(Figure record listings)
- Opening Delimiter -
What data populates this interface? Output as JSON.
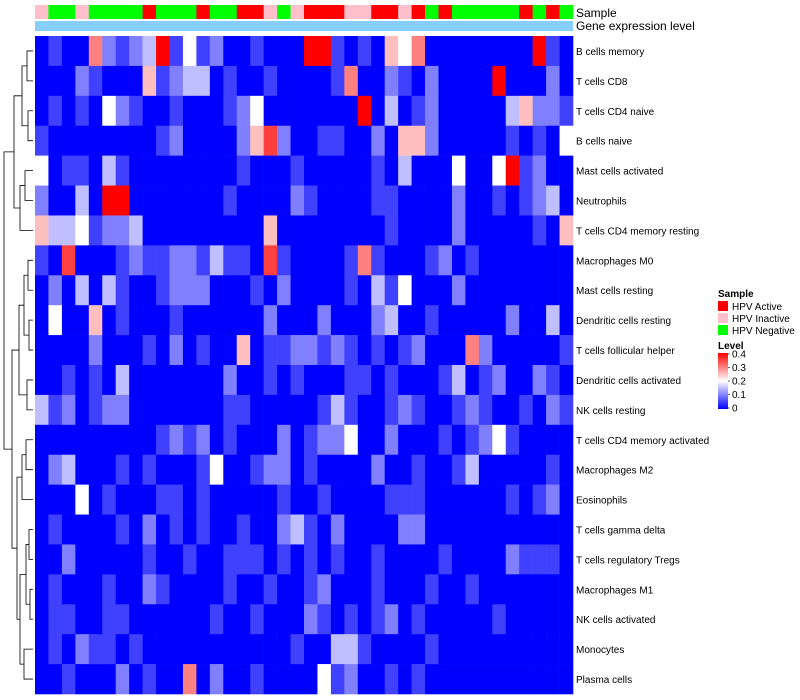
{
  "chart_data": {
    "type": "heatmap",
    "annotation_tracks": [
      {
        "name": "Sample"
      },
      {
        "name": "Gene expression level"
      }
    ],
    "rows": [
      "B cells memory",
      "T cells CD8",
      "T cells CD4 naive",
      "B cells naive",
      "Mast cells activated",
      "Neutrophils",
      "T cells CD4 memory resting",
      "Macrophages M0",
      "Mast cells resting",
      "Dendritic cells resting",
      "T cells follicular helper",
      "Dendritic cells activated",
      "NK cells resting",
      "T cells CD4 memory activated",
      "Macrophages M2",
      "Eosinophils",
      "T cells gamma delta",
      "T cells regulatory  Tregs",
      "Macrophages M1",
      "NK cells activated",
      "Monocytes",
      "Plasma cells"
    ],
    "sample_groups": [
      "I",
      "N",
      "N",
      "I",
      "N",
      "N",
      "N",
      "N",
      "A",
      "N",
      "N",
      "N",
      "A",
      "N",
      "N",
      "A",
      "A",
      "I",
      "N",
      "I",
      "A",
      "A",
      "A",
      "I",
      "I",
      "A",
      "A",
      "I",
      "A",
      "N",
      "A",
      "N",
      "N",
      "N",
      "N",
      "N",
      "A",
      "N",
      "A",
      "N"
    ],
    "values": [
      [
        0.0,
        0.05,
        0.0,
        0.0,
        0.3,
        0.1,
        0.05,
        0.1,
        0.15,
        0.4,
        0.05,
        0.2,
        0.05,
        0.1,
        0.0,
        0.0,
        0.05,
        0.0,
        0.0,
        0.0,
        0.4,
        0.4,
        0.05,
        0.0,
        0.05,
        0.0,
        0.25,
        0.2,
        0.3,
        0.0,
        0.0,
        0.0,
        0.0,
        0.0,
        0.0,
        0.0,
        0.0,
        0.4,
        0.05,
        0.0
      ],
      [
        0.0,
        0.0,
        0.0,
        0.1,
        0.05,
        0.0,
        0.0,
        0.0,
        0.25,
        0.05,
        0.1,
        0.15,
        0.15,
        0.0,
        0.05,
        0.0,
        0.0,
        0.05,
        0.0,
        0.0,
        0.0,
        0.0,
        0.05,
        0.3,
        0.0,
        0.0,
        0.1,
        0.05,
        0.0,
        0.1,
        0.0,
        0.0,
        0.0,
        0.0,
        0.4,
        0.0,
        0.0,
        0.0,
        0.1,
        0.0
      ],
      [
        0.0,
        0.05,
        0.0,
        0.05,
        0.0,
        0.2,
        0.1,
        0.05,
        0.0,
        0.0,
        0.05,
        0.0,
        0.0,
        0.0,
        0.05,
        0.1,
        0.2,
        0.0,
        0.0,
        0.0,
        0.0,
        0.0,
        0.0,
        0.0,
        0.4,
        0.0,
        0.15,
        0.0,
        0.05,
        0.1,
        0.0,
        0.0,
        0.0,
        0.0,
        0.0,
        0.15,
        0.25,
        0.1,
        0.1,
        0.05
      ],
      [
        0.05,
        0.0,
        0.0,
        0.0,
        0.0,
        0.0,
        0.0,
        0.0,
        0.0,
        0.05,
        0.1,
        0.0,
        0.0,
        0.0,
        0.0,
        0.1,
        0.25,
        0.35,
        0.1,
        0.0,
        0.0,
        0.05,
        0.05,
        0.0,
        0.0,
        0.1,
        0.0,
        0.25,
        0.25,
        0.1,
        0.0,
        0.0,
        0.0,
        0.0,
        0.0,
        0.05,
        0.0,
        0.05,
        0.0,
        0.2
      ],
      [
        0.2,
        0.0,
        0.05,
        0.05,
        0.0,
        0.15,
        0.05,
        0.0,
        0.0,
        0.0,
        0.0,
        0.0,
        0.0,
        0.0,
        0.0,
        0.05,
        0.0,
        0.0,
        0.0,
        0.05,
        0.0,
        0.0,
        0.0,
        0.0,
        0.0,
        0.05,
        0.0,
        0.15,
        0.0,
        0.0,
        0.0,
        0.2,
        0.0,
        0.0,
        0.2,
        0.4,
        0.05,
        0.1,
        0.0,
        0.0
      ],
      [
        0.1,
        0.0,
        0.0,
        0.15,
        0.0,
        0.4,
        0.4,
        0.0,
        0.0,
        0.0,
        0.0,
        0.0,
        0.0,
        0.0,
        0.05,
        0.0,
        0.0,
        0.0,
        0.0,
        0.1,
        0.05,
        0.0,
        0.0,
        0.0,
        0.0,
        0.05,
        0.05,
        0.0,
        0.0,
        0.0,
        0.0,
        0.1,
        0.0,
        0.0,
        0.05,
        0.0,
        0.05,
        0.1,
        0.15,
        0.0
      ],
      [
        0.25,
        0.15,
        0.15,
        0.2,
        0.05,
        0.1,
        0.1,
        0.15,
        0.0,
        0.0,
        0.0,
        0.0,
        0.0,
        0.0,
        0.0,
        0.0,
        0.0,
        0.25,
        0.0,
        0.0,
        0.0,
        0.0,
        0.0,
        0.0,
        0.0,
        0.0,
        0.05,
        0.0,
        0.0,
        0.0,
        0.0,
        0.1,
        0.0,
        0.0,
        0.0,
        0.0,
        0.0,
        0.05,
        0.0,
        0.25
      ],
      [
        0.05,
        0.0,
        0.35,
        0.0,
        0.0,
        0.0,
        0.05,
        0.1,
        0.05,
        0.05,
        0.1,
        0.1,
        0.05,
        0.15,
        0.05,
        0.05,
        0.0,
        0.35,
        0.05,
        0.0,
        0.0,
        0.0,
        0.0,
        0.05,
        0.3,
        0.05,
        0.0,
        0.0,
        0.0,
        0.05,
        0.1,
        0.0,
        0.05,
        0.0,
        0.0,
        0.0,
        0.0,
        0.0,
        0.0,
        0.0
      ],
      [
        0.0,
        0.1,
        0.0,
        0.15,
        0.0,
        0.15,
        0.05,
        0.0,
        0.0,
        0.05,
        0.1,
        0.1,
        0.1,
        0.0,
        0.0,
        0.0,
        0.05,
        0.0,
        0.1,
        0.0,
        0.0,
        0.0,
        0.0,
        0.05,
        0.0,
        0.15,
        0.05,
        0.2,
        0.0,
        0.0,
        0.0,
        0.1,
        0.0,
        0.0,
        0.0,
        0.0,
        0.0,
        0.0,
        0.0,
        0.0
      ],
      [
        0.0,
        0.2,
        0.0,
        0.0,
        0.25,
        0.0,
        0.05,
        0.0,
        0.0,
        0.0,
        0.05,
        0.0,
        0.0,
        0.0,
        0.0,
        0.0,
        0.0,
        0.1,
        0.0,
        0.0,
        0.0,
        0.1,
        0.0,
        0.0,
        0.0,
        0.1,
        0.15,
        0.0,
        0.0,
        0.05,
        0.0,
        0.0,
        0.0,
        0.0,
        0.0,
        0.1,
        0.0,
        0.0,
        0.15,
        0.0
      ],
      [
        0.0,
        0.0,
        0.0,
        0.0,
        0.1,
        0.0,
        0.0,
        0.0,
        0.05,
        0.0,
        0.1,
        0.0,
        0.05,
        0.0,
        0.0,
        0.25,
        0.0,
        0.05,
        0.05,
        0.1,
        0.1,
        0.05,
        0.1,
        0.05,
        0.0,
        0.05,
        0.0,
        0.05,
        0.1,
        0.0,
        0.0,
        0.0,
        0.3,
        0.1,
        0.0,
        0.0,
        0.0,
        0.0,
        0.0,
        0.05
      ],
      [
        0.0,
        0.0,
        0.05,
        0.0,
        0.05,
        0.0,
        0.15,
        0.0,
        0.0,
        0.0,
        0.0,
        0.0,
        0.0,
        0.0,
        0.1,
        0.0,
        0.0,
        0.05,
        0.0,
        0.05,
        0.0,
        0.0,
        0.0,
        0.05,
        0.05,
        0.0,
        0.05,
        0.0,
        0.0,
        0.0,
        0.05,
        0.15,
        0.0,
        0.05,
        0.1,
        0.0,
        0.0,
        0.1,
        0.05,
        0.0
      ],
      [
        0.15,
        0.05,
        0.1,
        0.0,
        0.05,
        0.1,
        0.1,
        0.0,
        0.0,
        0.0,
        0.0,
        0.0,
        0.0,
        0.0,
        0.05,
        0.05,
        0.0,
        0.0,
        0.0,
        0.0,
        0.0,
        0.05,
        0.15,
        0.05,
        0.0,
        0.0,
        0.05,
        0.1,
        0.05,
        0.0,
        0.0,
        0.05,
        0.1,
        0.05,
        0.0,
        0.0,
        0.05,
        0.0,
        0.1,
        0.05
      ],
      [
        0.0,
        0.0,
        0.0,
        0.0,
        0.0,
        0.0,
        0.0,
        0.0,
        0.0,
        0.05,
        0.1,
        0.05,
        0.1,
        0.0,
        0.05,
        0.0,
        0.0,
        0.0,
        0.1,
        0.0,
        0.05,
        0.1,
        0.1,
        0.2,
        0.0,
        0.0,
        0.1,
        0.0,
        0.0,
        0.0,
        0.05,
        0.0,
        0.05,
        0.1,
        0.2,
        0.05,
        0.0,
        0.0,
        0.0,
        0.0
      ],
      [
        0.0,
        0.1,
        0.15,
        0.0,
        0.0,
        0.0,
        0.05,
        0.0,
        0.05,
        0.0,
        0.0,
        0.0,
        0.05,
        0.2,
        0.0,
        0.0,
        0.05,
        0.1,
        0.1,
        0.0,
        0.05,
        0.0,
        0.0,
        0.0,
        0.0,
        0.1,
        0.0,
        0.0,
        0.05,
        0.0,
        0.0,
        0.05,
        0.15,
        0.0,
        0.0,
        0.0,
        0.0,
        0.0,
        0.05,
        0.0
      ],
      [
        0.0,
        0.0,
        0.0,
        0.2,
        0.0,
        0.05,
        0.0,
        0.0,
        0.0,
        0.05,
        0.05,
        0.0,
        0.05,
        0.0,
        0.0,
        0.0,
        0.0,
        0.0,
        0.05,
        0.0,
        0.0,
        0.05,
        0.0,
        0.0,
        0.0,
        0.0,
        0.05,
        0.05,
        0.05,
        0.0,
        0.0,
        0.0,
        0.0,
        0.0,
        0.0,
        0.05,
        0.0,
        0.05,
        0.1,
        0.0
      ],
      [
        0.0,
        0.05,
        0.0,
        0.0,
        0.0,
        0.0,
        0.05,
        0.0,
        0.1,
        0.0,
        0.05,
        0.0,
        0.05,
        0.0,
        0.0,
        0.05,
        0.0,
        0.0,
        0.1,
        0.15,
        0.05,
        0.0,
        0.1,
        0.0,
        0.0,
        0.0,
        0.0,
        0.1,
        0.1,
        0.0,
        0.0,
        0.0,
        0.0,
        0.0,
        0.0,
        0.0,
        0.0,
        0.0,
        0.0,
        0.0
      ],
      [
        0.0,
        0.0,
        0.1,
        0.0,
        0.0,
        0.0,
        0.0,
        0.0,
        0.05,
        0.0,
        0.0,
        0.05,
        0.0,
        0.0,
        0.05,
        0.05,
        0.05,
        0.0,
        0.05,
        0.0,
        0.05,
        0.0,
        0.05,
        0.0,
        0.0,
        0.05,
        0.0,
        0.0,
        0.0,
        0.0,
        0.05,
        0.0,
        0.0,
        0.0,
        0.0,
        0.1,
        0.05,
        0.05,
        0.05,
        0.0
      ],
      [
        0.0,
        0.05,
        0.0,
        0.0,
        0.0,
        0.05,
        0.0,
        0.0,
        0.1,
        0.05,
        0.0,
        0.0,
        0.0,
        0.0,
        0.05,
        0.0,
        0.0,
        0.05,
        0.0,
        0.0,
        0.05,
        0.1,
        0.0,
        0.0,
        0.0,
        0.05,
        0.0,
        0.0,
        0.0,
        0.05,
        0.0,
        0.0,
        0.05,
        0.0,
        0.0,
        0.0,
        0.0,
        0.0,
        0.0,
        0.0
      ],
      [
        0.0,
        0.05,
        0.05,
        0.0,
        0.0,
        0.05,
        0.05,
        0.0,
        0.0,
        0.0,
        0.0,
        0.0,
        0.0,
        0.05,
        0.0,
        0.0,
        0.05,
        0.0,
        0.0,
        0.0,
        0.1,
        0.05,
        0.0,
        0.05,
        0.0,
        0.05,
        0.1,
        0.0,
        0.05,
        0.0,
        0.0,
        0.0,
        0.0,
        0.0,
        0.05,
        0.0,
        0.0,
        0.0,
        0.0,
        0.0
      ],
      [
        0.0,
        0.05,
        0.0,
        0.1,
        0.05,
        0.05,
        0.0,
        0.05,
        0.0,
        0.0,
        0.0,
        0.0,
        0.0,
        0.0,
        0.0,
        0.0,
        0.0,
        0.0,
        0.0,
        0.05,
        0.0,
        0.0,
        0.15,
        0.15,
        0.05,
        0.0,
        0.0,
        0.0,
        0.0,
        0.05,
        0.0,
        0.0,
        0.0,
        0.0,
        0.0,
        0.0,
        0.0,
        0.0,
        0.0,
        0.0
      ],
      [
        0.0,
        0.0,
        0.05,
        0.0,
        0.0,
        0.0,
        0.1,
        0.0,
        0.05,
        0.0,
        0.0,
        0.3,
        0.0,
        0.1,
        0.0,
        0.0,
        0.05,
        0.0,
        0.0,
        0.0,
        0.0,
        0.2,
        0.05,
        0.1,
        0.0,
        0.0,
        0.05,
        0.0,
        0.05,
        0.0,
        0.0,
        0.0,
        0.0,
        0.0,
        0.0,
        0.0,
        0.0,
        0.0,
        0.0,
        0.0
      ]
    ],
    "legend_sample": {
      "title": "Sample",
      "items": [
        {
          "key": "A",
          "label": "HPV Active",
          "color": "#ff0000"
        },
        {
          "key": "I",
          "label": "HPV Inactive",
          "color": "#ffc0cb"
        },
        {
          "key": "N",
          "label": "HPV Negative",
          "color": "#00ff00"
        }
      ]
    },
    "legend_level": {
      "title": "Level",
      "ticks": [
        "0.4",
        "0.3",
        "0.2",
        "0.1",
        "0"
      ],
      "range": [
        0,
        0.4
      ]
    },
    "colors": {
      "low": "#0000ff",
      "mid": "#ffffff",
      "high": "#ff0000",
      "gene_track": "#87cefa"
    }
  }
}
- Closing Delimiter -
What you are asked to do => Search the records above for the string "label". Copy every line that contains it.

Exercise response =>
          "label": "HPV Active",
          "label": "HPV Inactive",
          "label": "HPV Negative",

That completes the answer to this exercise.